— BEGIN —
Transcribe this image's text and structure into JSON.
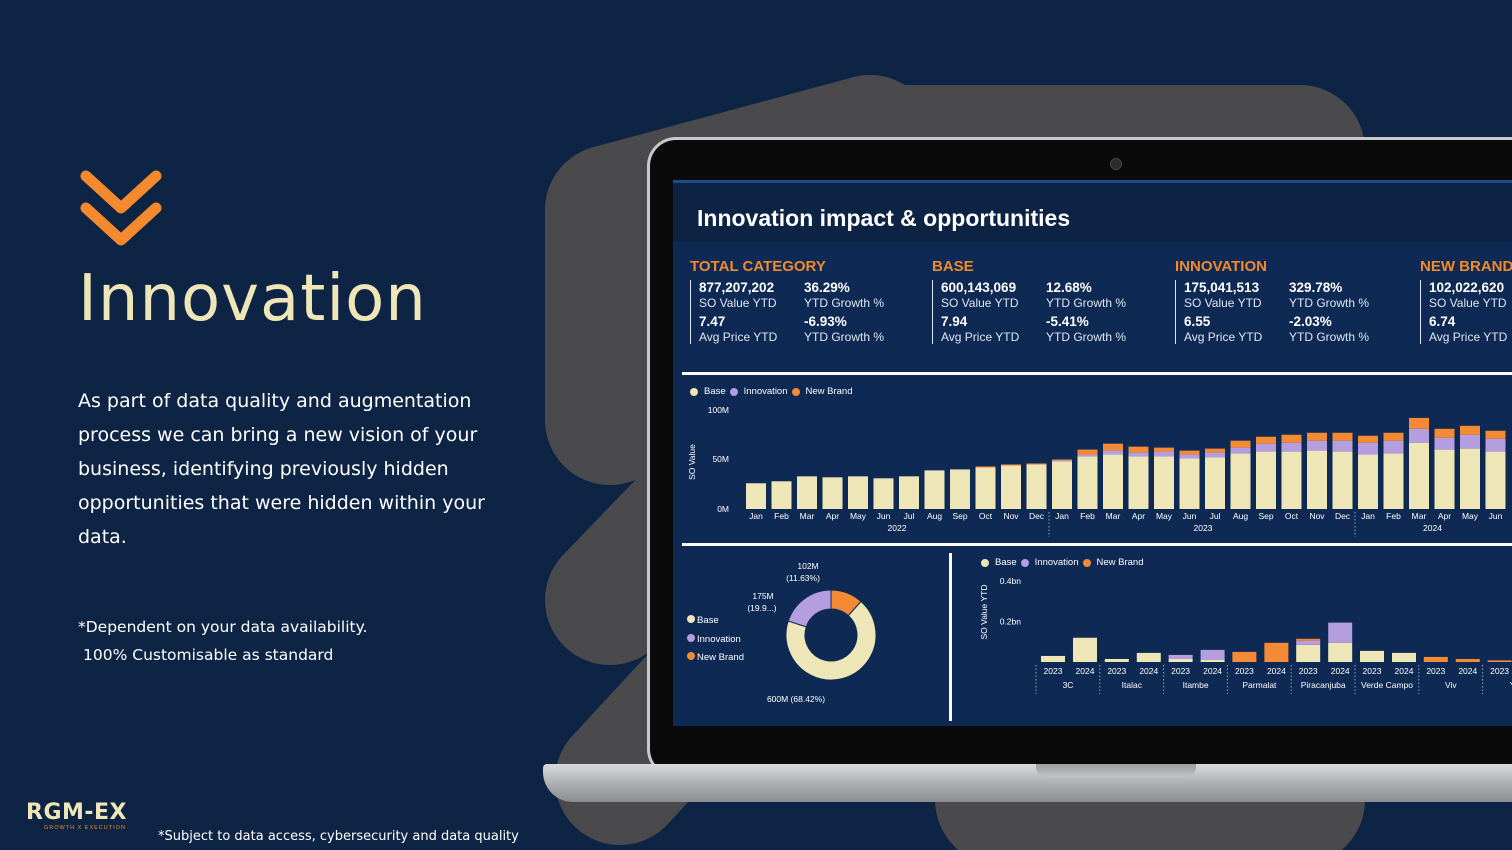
{
  "left": {
    "title": "Innovation",
    "description": "As part of data quality and augmentation process we can bring a new vision of your business, identifying previously hidden opportunities that were hidden within your data.",
    "note1": "*Dependent on your data availability.",
    "note2": "100% Customisable as standard",
    "logo_main": "RGM-EX",
    "logo_sub": "GROWTH X EXECUTION",
    "footnote": "*Subject to data access, cybersecurity and data quality"
  },
  "colors": {
    "background": "#0d2444",
    "base": "#eee6b6",
    "innovation": "#b59ee0",
    "new_brand": "#f58a35",
    "accent": "#f08a2a"
  },
  "dashboard": {
    "title": "Innovation impact & opportunities",
    "kpis": [
      {
        "heading": "TOTAL CATEGORY",
        "v1": "877,207,202",
        "l1": "SO Value YTD",
        "v2": "36.29%",
        "l2": "YTD Growth %",
        "v3": "7.47",
        "l3": "Avg Price YTD",
        "v4": "-6.93%",
        "l4": "YTD Growth %"
      },
      {
        "heading": "BASE",
        "v1": "600,143,069",
        "l1": "SO Value YTD",
        "v2": "12.68%",
        "l2": "YTD Growth %",
        "v3": "7.94",
        "l3": "Avg Price YTD",
        "v4": "-5.41%",
        "l4": "YTD Growth %"
      },
      {
        "heading": "INNOVATION",
        "v1": "175,041,513",
        "l1": "SO Value YTD",
        "v2": "329.78%",
        "l2": "YTD Growth %",
        "v3": "6.55",
        "l3": "Avg Price YTD",
        "v4": "-2.03%",
        "l4": "YTD Growth %"
      },
      {
        "heading": "NEW BRAND",
        "v1": "102,022,620",
        "l1": "SO Value YTD",
        "v2": "",
        "l2": "",
        "v3": "6.74",
        "l3": "Avg Price YTD",
        "v4": "",
        "l4": ""
      }
    ],
    "legend": [
      "Base",
      "Innovation",
      "New Brand"
    ]
  },
  "chart_data": [
    {
      "type": "bar",
      "stacked": true,
      "ylabel": "SO Value",
      "yticks": [
        "0M",
        "50M",
        "100M"
      ],
      "ylim": [
        0,
        100
      ],
      "categories": [
        "Jan",
        "Feb",
        "Mar",
        "Apr",
        "May",
        "Jun",
        "Jul",
        "Aug",
        "Sep",
        "Oct",
        "Nov",
        "Dec",
        "Jan",
        "Feb",
        "Mar",
        "Apr",
        "May",
        "Jun",
        "Jul",
        "Aug",
        "Sep",
        "Oct",
        "Nov",
        "Dec",
        "Jan",
        "Feb",
        "Mar",
        "Apr",
        "May",
        "Jun"
      ],
      "years": [
        {
          "label": "2022",
          "span": 12
        },
        {
          "label": "2023",
          "span": 12
        },
        {
          "label": "2024",
          "span": 6
        }
      ],
      "series": [
        {
          "name": "Base",
          "values": [
            26,
            28,
            33,
            32,
            33,
            31,
            33,
            39,
            40,
            42,
            44,
            45,
            48,
            53,
            55,
            53,
            53,
            51,
            52,
            56,
            58,
            58,
            59,
            58,
            55,
            56,
            67,
            60,
            61,
            58
          ]
        },
        {
          "name": "Innovation",
          "values": [
            0,
            0,
            0,
            0,
            0,
            0,
            0,
            0,
            0,
            0,
            0,
            0,
            1,
            2,
            4,
            4,
            5,
            4,
            5,
            6,
            8,
            9,
            10,
            11,
            12,
            13,
            14,
            12,
            14,
            13
          ]
        },
        {
          "name": "New Brand",
          "values": [
            0,
            0,
            0,
            0,
            0,
            0,
            0,
            0,
            0,
            1,
            1,
            1,
            1,
            5,
            7,
            6,
            4,
            4,
            4,
            7,
            7,
            8,
            8,
            8,
            7,
            8,
            11,
            9,
            9,
            8
          ]
        }
      ]
    },
    {
      "type": "pie",
      "donut": true,
      "slices": [
        {
          "name": "Base",
          "value": 600,
          "label": "600M (68.42%)"
        },
        {
          "name": "Innovation",
          "value": 175,
          "label": "175M (19.9...)"
        },
        {
          "name": "New Brand",
          "value": 102,
          "label": "102M (11.63%)"
        }
      ],
      "label_lines": {
        "nb1": "102M",
        "nb2": "(11.63%)",
        "in1": "175M",
        "in2": "(19.9...)",
        "base": "600M (68.42%)"
      }
    },
    {
      "type": "bar",
      "stacked": true,
      "ylabel": "SO Value YTD",
      "yticks": [
        "0.2bn",
        "0.4bn"
      ],
      "ylim": [
        0,
        0.5
      ],
      "groups": [
        {
          "brand": "3C",
          "years": [
            {
              "y": "2023",
              "base": 0.03,
              "innov": 0,
              "nb": 0
            },
            {
              "y": "2024",
              "base": 0.12,
              "innov": 0,
              "nb": 0
            }
          ]
        },
        {
          "brand": "Italac",
          "years": [
            {
              "y": "2023",
              "base": 0.015,
              "innov": 0,
              "nb": 0
            },
            {
              "y": "2024",
              "base": 0.045,
              "innov": 0,
              "nb": 0
            }
          ]
        },
        {
          "brand": "Itambe",
          "years": [
            {
              "y": "2023",
              "base": 0.015,
              "innov": 0.02,
              "nb": 0
            },
            {
              "y": "2024",
              "base": 0.01,
              "innov": 0.05,
              "nb": 0
            }
          ]
        },
        {
          "brand": "Parmalat",
          "years": [
            {
              "y": "2023",
              "base": 0,
              "innov": 0,
              "nb": 0.05
            },
            {
              "y": "2024",
              "base": 0,
              "innov": 0,
              "nb": 0.095
            }
          ]
        },
        {
          "brand": "Piracanjuba",
          "years": [
            {
              "y": "2023",
              "base": 0.085,
              "innov": 0.02,
              "nb": 0.01
            },
            {
              "y": "2024",
              "base": 0.095,
              "innov": 0.1,
              "nb": 0
            }
          ]
        },
        {
          "brand": "Verde Campo",
          "years": [
            {
              "y": "2023",
              "base": 0.055,
              "innov": 0,
              "nb": 0
            },
            {
              "y": "2024",
              "base": 0.045,
              "innov": 0,
              "nb": 0
            }
          ]
        },
        {
          "brand": "Viv",
          "years": [
            {
              "y": "2023",
              "base": 0,
              "innov": 0,
              "nb": 0.025
            },
            {
              "y": "2024",
              "base": 0,
              "innov": 0,
              "nb": 0.015
            }
          ]
        },
        {
          "brand": "Yo",
          "years": [
            {
              "y": "2023",
              "base": 0,
              "innov": 0,
              "nb": 0.008
            }
          ]
        }
      ]
    }
  ]
}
— END —
What to do —
Every record above should be written out again without change, except that the pictures are left out.

Result —
Transcribe this image's text and structure into JSON.
{
  "left": {
    "title": "Innovation",
    "description": "As part of data quality and augmentation process we can bring a new vision of your business, identifying previously hidden opportunities that were hidden within your data.",
    "note1": "*Dependent on your data availability.",
    "note2": "100% Customisable as standard",
    "logo_main": "RGM-EX",
    "logo_sub": "GROWTH X EXECUTION",
    "footnote": "*Subject to data access, cybersecurity and data quality"
  },
  "colors": {
    "background": "#0d2444",
    "base": "#eee6b6",
    "innovation": "#b59ee0",
    "new_brand": "#f58a35",
    "accent": "#f08a2a"
  },
  "dashboard": {
    "title": "Innovation impact & opportunities",
    "kpis": [
      {
        "heading": "TOTAL CATEGORY",
        "v1": "877,207,202",
        "l1": "SO Value YTD",
        "v2": "36.29%",
        "l2": "YTD Growth %",
        "v3": "7.47",
        "l3": "Avg Price YTD",
        "v4": "-6.93%",
        "l4": "YTD Growth %"
      },
      {
        "heading": "BASE",
        "v1": "600,143,069",
        "l1": "SO Value YTD",
        "v2": "12.68%",
        "l2": "YTD Growth %",
        "v3": "7.94",
        "l3": "Avg Price YTD",
        "v4": "-5.41%",
        "l4": "YTD Growth %"
      },
      {
        "heading": "INNOVATION",
        "v1": "175,041,513",
        "l1": "SO Value YTD",
        "v2": "329.78%",
        "l2": "YTD Growth %",
        "v3": "6.55",
        "l3": "Avg Price YTD",
        "v4": "-2.03%",
        "l4": "YTD Growth %"
      },
      {
        "heading": "NEW BRAND",
        "v1": "102,022,620",
        "l1": "SO Value YTD",
        "v2": "",
        "l2": "",
        "v3": "6.74",
        "l3": "Avg Price YTD",
        "v4": "",
        "l4": ""
      }
    ],
    "legend": [
      "Base",
      "Innovation",
      "New Brand"
    ]
  },
  "chart_data": [
    {
      "type": "bar",
      "stacked": true,
      "ylabel": "SO Value",
      "yticks": [
        "0M",
        "50M",
        "100M"
      ],
      "ylim": [
        0,
        100
      ],
      "categories": [
        "Jan",
        "Feb",
        "Mar",
        "Apr",
        "May",
        "Jun",
        "Jul",
        "Aug",
        "Sep",
        "Oct",
        "Nov",
        "Dec",
        "Jan",
        "Feb",
        "Mar",
        "Apr",
        "May",
        "Jun",
        "Jul",
        "Aug",
        "Sep",
        "Oct",
        "Nov",
        "Dec",
        "Jan",
        "Feb",
        "Mar",
        "Apr",
        "May",
        "Jun"
      ],
      "years": [
        {
          "label": "2022",
          "span": 12
        },
        {
          "label": "2023",
          "span": 12
        },
        {
          "label": "2024",
          "span": 6
        }
      ],
      "series": [
        {
          "name": "Base",
          "values": [
            26,
            28,
            33,
            32,
            33,
            31,
            33,
            39,
            40,
            42,
            44,
            45,
            48,
            53,
            55,
            53,
            53,
            51,
            52,
            56,
            58,
            58,
            59,
            58,
            55,
            56,
            67,
            60,
            61,
            58
          ]
        },
        {
          "name": "Innovation",
          "values": [
            0,
            0,
            0,
            0,
            0,
            0,
            0,
            0,
            0,
            0,
            0,
            0,
            1,
            2,
            4,
            4,
            5,
            4,
            5,
            6,
            8,
            9,
            10,
            11,
            12,
            13,
            14,
            12,
            14,
            13
          ]
        },
        {
          "name": "New Brand",
          "values": [
            0,
            0,
            0,
            0,
            0,
            0,
            0,
            0,
            0,
            1,
            1,
            1,
            1,
            5,
            7,
            6,
            4,
            4,
            4,
            7,
            7,
            8,
            8,
            8,
            7,
            8,
            11,
            9,
            9,
            8
          ]
        }
      ]
    },
    {
      "type": "pie",
      "donut": true,
      "slices": [
        {
          "name": "Base",
          "value": 600,
          "label": "600M (68.42%)"
        },
        {
          "name": "Innovation",
          "value": 175,
          "label": "175M (19.9...)"
        },
        {
          "name": "New Brand",
          "value": 102,
          "label": "102M (11.63%)"
        }
      ],
      "label_lines": {
        "nb1": "102M",
        "nb2": "(11.63%)",
        "in1": "175M",
        "in2": "(19.9...)",
        "base": "600M (68.42%)"
      }
    },
    {
      "type": "bar",
      "stacked": true,
      "ylabel": "SO Value YTD",
      "yticks": [
        "0.2bn",
        "0.4bn"
      ],
      "ylim": [
        0,
        0.5
      ],
      "groups": [
        {
          "brand": "3C",
          "years": [
            {
              "y": "2023",
              "base": 0.03,
              "innov": 0,
              "nb": 0
            },
            {
              "y": "2024",
              "base": 0.12,
              "innov": 0,
              "nb": 0
            }
          ]
        },
        {
          "brand": "Italac",
          "years": [
            {
              "y": "2023",
              "base": 0.015,
              "innov": 0,
              "nb": 0
            },
            {
              "y": "2024",
              "base": 0.045,
              "innov": 0,
              "nb": 0
            }
          ]
        },
        {
          "brand": "Itambe",
          "years": [
            {
              "y": "2023",
              "base": 0.015,
              "innov": 0.02,
              "nb": 0
            },
            {
              "y": "2024",
              "base": 0.01,
              "innov": 0.05,
              "nb": 0
            }
          ]
        },
        {
          "brand": "Parmalat",
          "years": [
            {
              "y": "2023",
              "base": 0,
              "innov": 0,
              "nb": 0.05
            },
            {
              "y": "2024",
              "base": 0,
              "innov": 0,
              "nb": 0.095
            }
          ]
        },
        {
          "brand": "Piracanjuba",
          "years": [
            {
              "y": "2023",
              "base": 0.085,
              "innov": 0.02,
              "nb": 0.01
            },
            {
              "y": "2024",
              "base": 0.095,
              "innov": 0.1,
              "nb": 0
            }
          ]
        },
        {
          "brand": "Verde Campo",
          "years": [
            {
              "y": "2023",
              "base": 0.055,
              "innov": 0,
              "nb": 0
            },
            {
              "y": "2024",
              "base": 0.045,
              "innov": 0,
              "nb": 0
            }
          ]
        },
        {
          "brand": "Viv",
          "years": [
            {
              "y": "2023",
              "base": 0,
              "innov": 0,
              "nb": 0.025
            },
            {
              "y": "2024",
              "base": 0,
              "innov": 0,
              "nb": 0.015
            }
          ]
        },
        {
          "brand": "Yo",
          "years": [
            {
              "y": "2023",
              "base": 0,
              "innov": 0,
              "nb": 0.008
            }
          ]
        }
      ]
    }
  ]
}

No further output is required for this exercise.